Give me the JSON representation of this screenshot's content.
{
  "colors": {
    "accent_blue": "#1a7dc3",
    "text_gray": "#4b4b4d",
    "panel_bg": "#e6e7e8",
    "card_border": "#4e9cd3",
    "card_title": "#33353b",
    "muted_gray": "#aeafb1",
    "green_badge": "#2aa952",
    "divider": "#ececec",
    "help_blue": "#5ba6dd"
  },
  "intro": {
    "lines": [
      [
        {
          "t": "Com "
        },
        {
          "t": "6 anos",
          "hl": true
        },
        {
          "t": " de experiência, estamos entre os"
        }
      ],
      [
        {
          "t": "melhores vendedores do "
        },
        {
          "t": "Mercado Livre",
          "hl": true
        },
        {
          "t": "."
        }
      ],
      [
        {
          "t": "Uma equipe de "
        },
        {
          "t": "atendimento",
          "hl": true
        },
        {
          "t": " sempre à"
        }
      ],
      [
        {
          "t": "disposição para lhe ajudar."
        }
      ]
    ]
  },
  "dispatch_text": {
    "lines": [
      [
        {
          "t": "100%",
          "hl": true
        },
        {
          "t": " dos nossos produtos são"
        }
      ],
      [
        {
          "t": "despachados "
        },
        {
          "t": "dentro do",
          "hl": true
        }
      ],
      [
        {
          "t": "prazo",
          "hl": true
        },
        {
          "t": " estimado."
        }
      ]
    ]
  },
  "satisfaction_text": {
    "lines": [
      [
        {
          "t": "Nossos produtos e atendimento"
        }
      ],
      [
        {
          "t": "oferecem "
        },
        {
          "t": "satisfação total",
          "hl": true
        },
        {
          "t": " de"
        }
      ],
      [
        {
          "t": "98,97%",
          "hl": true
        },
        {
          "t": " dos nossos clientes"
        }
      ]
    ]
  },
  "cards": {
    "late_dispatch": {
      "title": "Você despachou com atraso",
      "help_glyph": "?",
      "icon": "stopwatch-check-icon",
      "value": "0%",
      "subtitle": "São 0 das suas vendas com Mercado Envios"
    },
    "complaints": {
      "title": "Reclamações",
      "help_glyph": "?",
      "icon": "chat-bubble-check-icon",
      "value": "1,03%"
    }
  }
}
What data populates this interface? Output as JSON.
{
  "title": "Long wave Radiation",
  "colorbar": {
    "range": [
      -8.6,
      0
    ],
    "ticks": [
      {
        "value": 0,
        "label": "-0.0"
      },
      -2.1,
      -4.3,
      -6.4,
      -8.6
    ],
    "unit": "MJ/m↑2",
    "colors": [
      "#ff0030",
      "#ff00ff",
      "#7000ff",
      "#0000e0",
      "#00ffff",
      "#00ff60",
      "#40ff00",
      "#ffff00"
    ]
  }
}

> _WRITTEN EXERCISE_: Print every line of the records exactly. Omit nothing.

> _EXERCISE SOLUTION_:
Give me the JSON representation of this screenshot's content.
{
  "colors": {
    "accent_blue": "#1a7dc3",
    "text_gray": "#4b4b4d",
    "panel_bg": "#e6e7e8",
    "card_border": "#4e9cd3",
    "card_title": "#33353b",
    "muted_gray": "#aeafb1",
    "green_badge": "#2aa952",
    "divider": "#ececec",
    "help_blue": "#5ba6dd"
  },
  "intro": {
    "lines": [
      [
        {
          "t": "Com "
        },
        {
          "t": "6 anos",
          "hl": true
        },
        {
          "t": " de experiência, estamos entre os"
        }
      ],
      [
        {
          "t": "melhores vendedores do "
        },
        {
          "t": "Mercado Livre",
          "hl": true
        },
        {
          "t": "."
        }
      ],
      [
        {
          "t": "Uma equipe de "
        },
        {
          "t": "atendimento",
          "hl": true
        },
        {
          "t": " sempre à"
        }
      ],
      [
        {
          "t": "disposição para lhe ajudar."
        }
      ]
    ]
  },
  "dispatch_text": {
    "lines": [
      [
        {
          "t": "100%",
          "hl": true
        },
        {
          "t": " dos nossos produtos são"
        }
      ],
      [
        {
          "t": "despachados "
        },
        {
          "t": "dentro do",
          "hl": true
        }
      ],
      [
        {
          "t": "prazo",
          "hl": true
        },
        {
          "t": " estimado."
        }
      ]
    ]
  },
  "satisfaction_text": {
    "lines": [
      [
        {
          "t": "Nossos produtos e atendimento"
        }
      ],
      [
        {
          "t": "oferecem "
        },
        {
          "t": "satisfação total",
          "hl": true
        },
        {
          "t": " de"
        }
      ],
      [
        {
          "t": "98,97%",
          "hl": true
        },
        {
          "t": " dos nossos clientes"
        }
      ]
    ]
  },
  "cards": {
    "late_dispatch": {
      "title": "Você despachou com atraso",
      "help_glyph": "?",
      "icon": "stopwatch-check-icon",
      "value": "0%",
      "subtitle": "São 0 das suas vendas com Mercado Envios"
    },
    "complaints": {
      "title": "Reclamações",
      "help_glyph": "?",
      "icon": "chat-bubble-check-icon",
      "value": "1,03%"
    }
  }
}
What data populates this interface? Output as JSON.
{
  "title": "Long wave Radiation",
  "colorbar": {
    "range": [
      -8.6,
      0
    ],
    "ticks": [
      {
        "value": 0,
        "label": "-0.0"
      },
      -2.1,
      -4.3,
      -6.4,
      -8.6
    ],
    "unit": "MJ/m↑2",
    "colors": [
      "#ff0030",
      "#ff00ff",
      "#7000ff",
      "#0000e0",
      "#00ffff",
      "#00ff60",
      "#40ff00",
      "#ffff00"
    ]
  }
}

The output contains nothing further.